## TASK DETAILS
Sift through the material below and return the lines with "IVIG".

━━━━━ DATASET

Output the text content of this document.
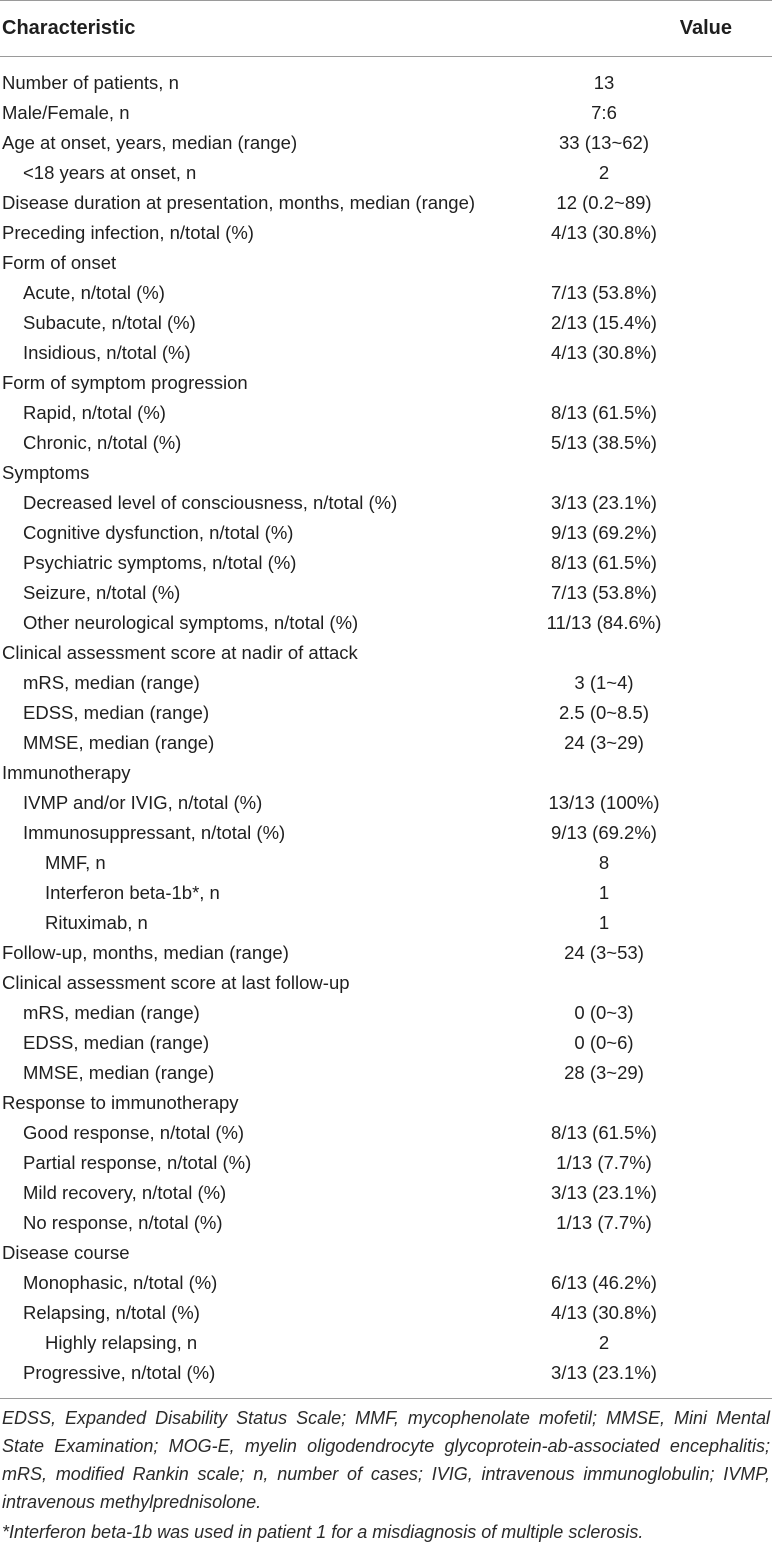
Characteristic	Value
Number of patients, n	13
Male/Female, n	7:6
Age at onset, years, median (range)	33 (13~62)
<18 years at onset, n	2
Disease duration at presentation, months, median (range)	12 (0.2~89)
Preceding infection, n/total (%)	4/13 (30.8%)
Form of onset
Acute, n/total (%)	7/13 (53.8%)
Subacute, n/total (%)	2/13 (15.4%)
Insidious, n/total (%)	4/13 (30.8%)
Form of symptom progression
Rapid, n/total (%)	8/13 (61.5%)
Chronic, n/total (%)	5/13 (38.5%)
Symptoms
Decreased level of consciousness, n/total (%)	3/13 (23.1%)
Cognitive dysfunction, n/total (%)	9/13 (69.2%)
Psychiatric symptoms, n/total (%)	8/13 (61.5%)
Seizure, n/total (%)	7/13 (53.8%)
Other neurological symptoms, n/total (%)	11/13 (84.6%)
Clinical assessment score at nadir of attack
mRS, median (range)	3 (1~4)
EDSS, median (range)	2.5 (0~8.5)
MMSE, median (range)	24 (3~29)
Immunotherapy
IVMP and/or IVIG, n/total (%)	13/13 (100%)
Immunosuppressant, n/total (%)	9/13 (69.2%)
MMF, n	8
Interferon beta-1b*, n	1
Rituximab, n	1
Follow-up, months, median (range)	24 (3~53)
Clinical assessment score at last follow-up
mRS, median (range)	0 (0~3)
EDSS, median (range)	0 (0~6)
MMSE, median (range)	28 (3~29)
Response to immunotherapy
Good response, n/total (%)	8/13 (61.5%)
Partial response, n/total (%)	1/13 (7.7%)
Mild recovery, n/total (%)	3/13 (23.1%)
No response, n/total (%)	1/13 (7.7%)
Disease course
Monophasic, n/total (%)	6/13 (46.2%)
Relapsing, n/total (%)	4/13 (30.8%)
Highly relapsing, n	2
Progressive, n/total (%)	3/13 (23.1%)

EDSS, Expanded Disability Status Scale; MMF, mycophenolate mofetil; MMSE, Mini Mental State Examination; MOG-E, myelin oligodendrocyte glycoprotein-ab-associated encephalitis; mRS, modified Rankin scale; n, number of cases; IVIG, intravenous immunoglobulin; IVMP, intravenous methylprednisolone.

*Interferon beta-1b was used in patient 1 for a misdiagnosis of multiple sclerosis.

━━━━━━━━━━

## TASK RESULT
IVMP and/or IVIG, n/total (%)	13/13 (100%)
EDSS, Expanded Disability Status Scale; MMF, mycophenolate mofetil; MMSE, Mini Mental State Examination; MOG-E, myelin oligodendrocyte glycoprotein-ab-associated encephalitis; mRS, modified Rankin scale; n, number of cases; IVIG, intravenous immunoglobulin; IVMP, intravenous methylprednisolone.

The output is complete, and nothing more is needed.